List all the lines in these records that hold "JSON".

=======

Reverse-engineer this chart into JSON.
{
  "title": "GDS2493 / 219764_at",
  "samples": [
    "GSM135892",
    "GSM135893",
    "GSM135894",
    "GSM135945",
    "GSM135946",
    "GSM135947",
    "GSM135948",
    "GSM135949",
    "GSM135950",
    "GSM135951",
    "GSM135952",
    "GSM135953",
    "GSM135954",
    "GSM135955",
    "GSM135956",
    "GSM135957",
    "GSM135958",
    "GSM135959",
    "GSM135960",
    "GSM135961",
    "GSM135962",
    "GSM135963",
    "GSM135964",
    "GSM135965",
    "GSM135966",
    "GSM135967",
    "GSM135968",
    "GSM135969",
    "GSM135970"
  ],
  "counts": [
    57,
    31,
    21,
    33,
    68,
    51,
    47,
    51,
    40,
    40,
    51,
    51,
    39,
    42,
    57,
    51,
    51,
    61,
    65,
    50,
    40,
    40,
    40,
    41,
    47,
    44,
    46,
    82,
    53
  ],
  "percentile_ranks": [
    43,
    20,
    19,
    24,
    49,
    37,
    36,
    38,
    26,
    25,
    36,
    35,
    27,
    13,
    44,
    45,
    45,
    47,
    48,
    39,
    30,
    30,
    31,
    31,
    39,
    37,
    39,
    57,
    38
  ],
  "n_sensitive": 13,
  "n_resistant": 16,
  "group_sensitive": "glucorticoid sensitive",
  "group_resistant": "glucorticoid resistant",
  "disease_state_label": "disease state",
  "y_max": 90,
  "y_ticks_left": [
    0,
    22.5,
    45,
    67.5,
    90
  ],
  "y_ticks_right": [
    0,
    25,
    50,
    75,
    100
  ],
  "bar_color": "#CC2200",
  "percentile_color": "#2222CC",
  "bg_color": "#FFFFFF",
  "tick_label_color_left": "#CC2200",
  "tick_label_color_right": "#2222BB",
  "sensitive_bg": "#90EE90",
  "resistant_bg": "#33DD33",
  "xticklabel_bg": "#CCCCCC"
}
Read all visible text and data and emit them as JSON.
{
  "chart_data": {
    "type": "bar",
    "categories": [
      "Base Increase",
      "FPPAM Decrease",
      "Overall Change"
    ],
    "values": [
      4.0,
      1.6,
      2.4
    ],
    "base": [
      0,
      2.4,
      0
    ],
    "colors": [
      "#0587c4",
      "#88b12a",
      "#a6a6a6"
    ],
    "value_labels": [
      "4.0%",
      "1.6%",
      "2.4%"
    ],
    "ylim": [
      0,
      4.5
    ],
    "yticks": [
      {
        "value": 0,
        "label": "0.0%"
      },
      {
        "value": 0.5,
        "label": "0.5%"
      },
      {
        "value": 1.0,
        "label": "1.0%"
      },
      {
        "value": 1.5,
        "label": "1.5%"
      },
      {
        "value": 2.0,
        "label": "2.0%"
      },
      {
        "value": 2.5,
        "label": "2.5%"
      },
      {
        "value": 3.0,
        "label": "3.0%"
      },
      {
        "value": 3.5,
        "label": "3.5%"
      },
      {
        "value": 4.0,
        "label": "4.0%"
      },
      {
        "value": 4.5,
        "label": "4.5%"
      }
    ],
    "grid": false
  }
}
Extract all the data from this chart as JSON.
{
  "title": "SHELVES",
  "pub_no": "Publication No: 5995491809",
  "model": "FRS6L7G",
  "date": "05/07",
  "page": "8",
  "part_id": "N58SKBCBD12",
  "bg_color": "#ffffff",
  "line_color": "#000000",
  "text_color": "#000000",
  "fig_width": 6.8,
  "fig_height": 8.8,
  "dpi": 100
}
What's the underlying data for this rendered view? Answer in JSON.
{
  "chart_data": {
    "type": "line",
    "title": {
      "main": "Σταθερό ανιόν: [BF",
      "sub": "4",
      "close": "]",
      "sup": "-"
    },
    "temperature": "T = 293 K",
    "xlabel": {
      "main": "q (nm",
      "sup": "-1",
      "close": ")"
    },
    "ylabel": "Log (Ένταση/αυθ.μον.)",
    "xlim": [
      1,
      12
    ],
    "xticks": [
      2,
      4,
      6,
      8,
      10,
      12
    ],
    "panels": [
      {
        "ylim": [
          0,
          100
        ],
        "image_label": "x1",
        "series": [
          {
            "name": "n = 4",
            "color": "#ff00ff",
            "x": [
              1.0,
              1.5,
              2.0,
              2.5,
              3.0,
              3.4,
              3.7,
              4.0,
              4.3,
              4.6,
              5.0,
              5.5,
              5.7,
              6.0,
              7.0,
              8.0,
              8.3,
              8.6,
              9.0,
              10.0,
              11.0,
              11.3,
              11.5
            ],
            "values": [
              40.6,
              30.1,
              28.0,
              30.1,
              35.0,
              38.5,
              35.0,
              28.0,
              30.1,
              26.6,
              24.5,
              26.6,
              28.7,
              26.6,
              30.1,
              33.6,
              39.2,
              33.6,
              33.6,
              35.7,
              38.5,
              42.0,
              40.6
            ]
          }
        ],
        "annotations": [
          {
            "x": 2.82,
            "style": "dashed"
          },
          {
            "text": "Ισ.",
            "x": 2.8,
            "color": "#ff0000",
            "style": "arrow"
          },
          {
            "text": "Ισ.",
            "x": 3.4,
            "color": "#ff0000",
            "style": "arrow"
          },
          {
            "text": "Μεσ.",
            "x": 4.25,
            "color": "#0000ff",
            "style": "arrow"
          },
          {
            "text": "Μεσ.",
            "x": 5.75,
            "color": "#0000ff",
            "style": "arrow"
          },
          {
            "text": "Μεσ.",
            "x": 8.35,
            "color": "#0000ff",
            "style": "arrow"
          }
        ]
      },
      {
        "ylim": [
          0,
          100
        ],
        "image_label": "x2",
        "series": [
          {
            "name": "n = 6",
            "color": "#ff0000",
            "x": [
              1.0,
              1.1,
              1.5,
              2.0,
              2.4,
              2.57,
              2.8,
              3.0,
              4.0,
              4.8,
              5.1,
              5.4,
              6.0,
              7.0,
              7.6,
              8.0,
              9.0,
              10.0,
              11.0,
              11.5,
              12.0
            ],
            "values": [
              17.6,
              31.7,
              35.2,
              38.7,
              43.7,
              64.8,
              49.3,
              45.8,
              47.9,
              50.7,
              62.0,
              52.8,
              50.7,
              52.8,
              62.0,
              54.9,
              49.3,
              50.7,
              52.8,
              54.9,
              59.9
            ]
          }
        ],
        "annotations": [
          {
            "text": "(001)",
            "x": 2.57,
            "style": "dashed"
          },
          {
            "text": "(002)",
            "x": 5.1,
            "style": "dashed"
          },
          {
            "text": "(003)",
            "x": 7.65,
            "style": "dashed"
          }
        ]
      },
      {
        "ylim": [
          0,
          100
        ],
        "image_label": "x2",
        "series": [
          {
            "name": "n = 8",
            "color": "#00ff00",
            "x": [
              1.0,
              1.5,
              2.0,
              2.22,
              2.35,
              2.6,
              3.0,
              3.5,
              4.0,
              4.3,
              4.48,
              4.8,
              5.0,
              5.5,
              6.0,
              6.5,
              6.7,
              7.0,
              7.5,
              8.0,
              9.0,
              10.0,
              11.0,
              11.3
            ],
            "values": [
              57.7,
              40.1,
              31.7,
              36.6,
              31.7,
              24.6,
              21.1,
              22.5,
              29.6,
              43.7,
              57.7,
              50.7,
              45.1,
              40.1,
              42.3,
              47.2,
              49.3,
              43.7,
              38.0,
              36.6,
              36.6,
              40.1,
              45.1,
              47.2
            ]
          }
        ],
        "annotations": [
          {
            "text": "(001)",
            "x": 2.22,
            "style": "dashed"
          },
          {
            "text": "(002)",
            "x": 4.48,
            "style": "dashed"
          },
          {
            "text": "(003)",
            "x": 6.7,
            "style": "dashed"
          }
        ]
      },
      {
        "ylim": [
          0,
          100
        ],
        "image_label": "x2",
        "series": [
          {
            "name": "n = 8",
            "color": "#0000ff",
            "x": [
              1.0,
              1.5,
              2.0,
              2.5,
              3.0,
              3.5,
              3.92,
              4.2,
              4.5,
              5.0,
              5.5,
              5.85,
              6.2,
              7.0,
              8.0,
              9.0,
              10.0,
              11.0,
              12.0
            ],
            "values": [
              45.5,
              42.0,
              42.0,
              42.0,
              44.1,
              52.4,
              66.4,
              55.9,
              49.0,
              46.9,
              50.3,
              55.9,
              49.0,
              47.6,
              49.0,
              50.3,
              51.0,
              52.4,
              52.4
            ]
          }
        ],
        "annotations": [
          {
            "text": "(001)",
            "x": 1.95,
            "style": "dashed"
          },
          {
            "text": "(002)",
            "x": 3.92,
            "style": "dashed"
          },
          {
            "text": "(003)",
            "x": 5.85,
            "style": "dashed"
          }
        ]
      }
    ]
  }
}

=======

- SOLUTION BELOW
Reverse-engineer this chart into JSON.
Read all visible text and data and emit them as JSON.
Extract all the data from this chart as JSON.
What's the underlying data for this rendered view? Answer in JSON.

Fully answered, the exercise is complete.